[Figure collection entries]
────────────────────
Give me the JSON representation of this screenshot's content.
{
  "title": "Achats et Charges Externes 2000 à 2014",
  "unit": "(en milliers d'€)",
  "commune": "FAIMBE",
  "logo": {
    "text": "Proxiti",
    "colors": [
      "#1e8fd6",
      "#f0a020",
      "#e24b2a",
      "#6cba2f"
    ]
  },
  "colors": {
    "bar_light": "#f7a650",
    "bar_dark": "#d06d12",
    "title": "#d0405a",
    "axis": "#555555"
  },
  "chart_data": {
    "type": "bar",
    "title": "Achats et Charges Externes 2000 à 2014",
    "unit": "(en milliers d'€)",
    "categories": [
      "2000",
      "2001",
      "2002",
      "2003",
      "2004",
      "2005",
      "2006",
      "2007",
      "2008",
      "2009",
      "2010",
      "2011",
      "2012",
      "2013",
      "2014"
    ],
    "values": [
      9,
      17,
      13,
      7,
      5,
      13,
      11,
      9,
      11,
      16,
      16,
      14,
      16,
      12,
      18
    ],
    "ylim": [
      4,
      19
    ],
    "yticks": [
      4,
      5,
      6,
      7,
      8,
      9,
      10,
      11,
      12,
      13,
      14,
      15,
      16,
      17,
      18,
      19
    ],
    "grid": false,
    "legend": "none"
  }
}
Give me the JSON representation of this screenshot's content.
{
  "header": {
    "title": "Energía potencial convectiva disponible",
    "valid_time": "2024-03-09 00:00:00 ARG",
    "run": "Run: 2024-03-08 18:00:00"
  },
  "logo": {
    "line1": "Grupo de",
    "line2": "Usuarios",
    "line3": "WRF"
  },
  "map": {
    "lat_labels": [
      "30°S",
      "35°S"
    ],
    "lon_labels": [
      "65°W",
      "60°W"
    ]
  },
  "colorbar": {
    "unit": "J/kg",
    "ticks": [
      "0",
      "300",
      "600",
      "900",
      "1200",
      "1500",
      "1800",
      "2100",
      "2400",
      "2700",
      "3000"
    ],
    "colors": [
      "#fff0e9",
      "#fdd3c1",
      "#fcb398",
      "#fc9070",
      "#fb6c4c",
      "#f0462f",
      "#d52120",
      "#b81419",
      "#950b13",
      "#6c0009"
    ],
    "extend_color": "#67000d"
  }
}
────────────────────
### The exercise
Every entry should be printed again exactly as written.

### Answer
Give me the JSON representation of this screenshot's content.
{
  "title": "Achats et Charges Externes 2000 à 2014",
  "unit": "(en milliers d'€)",
  "commune": "FAIMBE",
  "logo": {
    "text": "Proxiti",
    "colors": [
      "#1e8fd6",
      "#f0a020",
      "#e24b2a",
      "#6cba2f"
    ]
  },
  "colors": {
    "bar_light": "#f7a650",
    "bar_dark": "#d06d12",
    "title": "#d0405a",
    "axis": "#555555"
  },
  "chart_data": {
    "type": "bar",
    "title": "Achats et Charges Externes 2000 à 2014",
    "unit": "(en milliers d'€)",
    "categories": [
      "2000",
      "2001",
      "2002",
      "2003",
      "2004",
      "2005",
      "2006",
      "2007",
      "2008",
      "2009",
      "2010",
      "2011",
      "2012",
      "2013",
      "2014"
    ],
    "values": [
      9,
      17,
      13,
      7,
      5,
      13,
      11,
      9,
      11,
      16,
      16,
      14,
      16,
      12,
      18
    ],
    "ylim": [
      4,
      19
    ],
    "yticks": [
      4,
      5,
      6,
      7,
      8,
      9,
      10,
      11,
      12,
      13,
      14,
      15,
      16,
      17,
      18,
      19
    ],
    "grid": false,
    "legend": "none"
  }
}
Give me the JSON representation of this screenshot's content.
{
  "header": {
    "title": "Energía potencial convectiva disponible",
    "valid_time": "2024-03-09 00:00:00 ARG",
    "run": "Run: 2024-03-08 18:00:00"
  },
  "logo": {
    "line1": "Grupo de",
    "line2": "Usuarios",
    "line3": "WRF"
  },
  "map": {
    "lat_labels": [
      "30°S",
      "35°S"
    ],
    "lon_labels": [
      "65°W",
      "60°W"
    ]
  },
  "colorbar": {
    "unit": "J/kg",
    "ticks": [
      "0",
      "300",
      "600",
      "900",
      "1200",
      "1500",
      "1800",
      "2100",
      "2400",
      "2700",
      "3000"
    ],
    "colors": [
      "#fff0e9",
      "#fdd3c1",
      "#fcb398",
      "#fc9070",
      "#fb6c4c",
      "#f0462f",
      "#d52120",
      "#b81419",
      "#950b13",
      "#6c0009"
    ],
    "extend_color": "#67000d"
  }
}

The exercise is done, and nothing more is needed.